> [What you will do]
Set down the material below word for word, excluding the pictures.

Items from a dataset
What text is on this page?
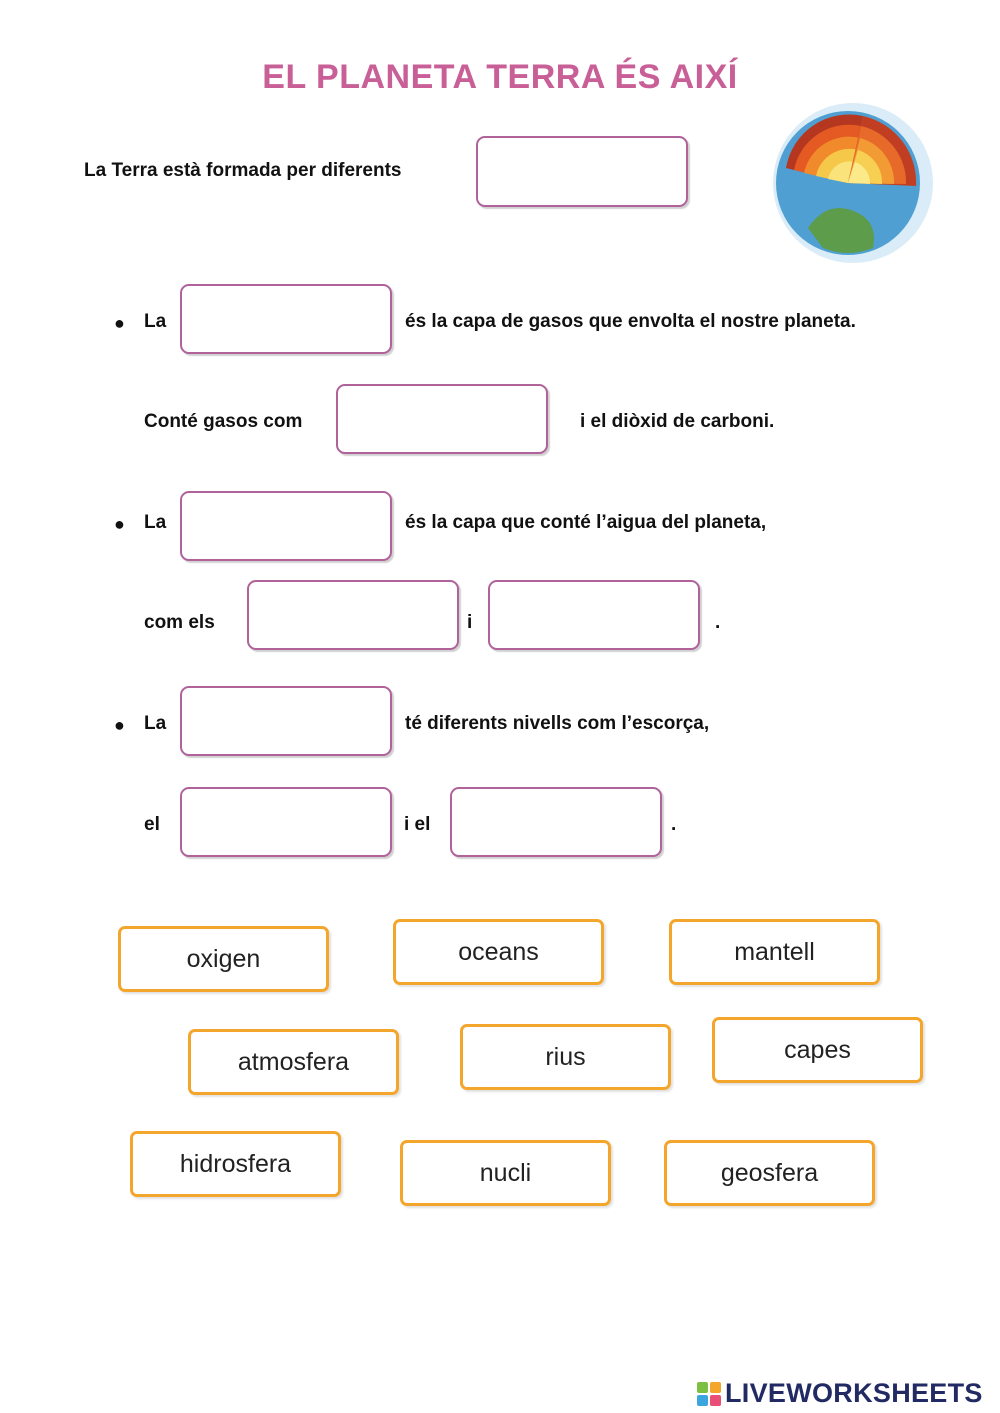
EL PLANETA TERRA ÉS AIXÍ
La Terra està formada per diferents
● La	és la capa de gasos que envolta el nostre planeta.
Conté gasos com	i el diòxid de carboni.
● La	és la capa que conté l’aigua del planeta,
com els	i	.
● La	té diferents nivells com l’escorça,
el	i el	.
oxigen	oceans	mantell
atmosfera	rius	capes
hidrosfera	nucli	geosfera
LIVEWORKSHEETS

> [Complete answer]
What text is on this page?
EL PLANETA TERRA ÉS AIXÍ
La Terra està formada per diferents
● La	és la capa de gasos que envolta el nostre planeta.
Conté gasos com	i el diòxid de carboni.
● La	és la capa que conté l’aigua del planeta,
com els	i	.
● La	té diferents nivells com l’escorça,
el	i el	.
oxigen	oceans	mantell
atmosfera	rius	capes
hidrosfera	nucli	geosfera
LIVEWORKSHEETS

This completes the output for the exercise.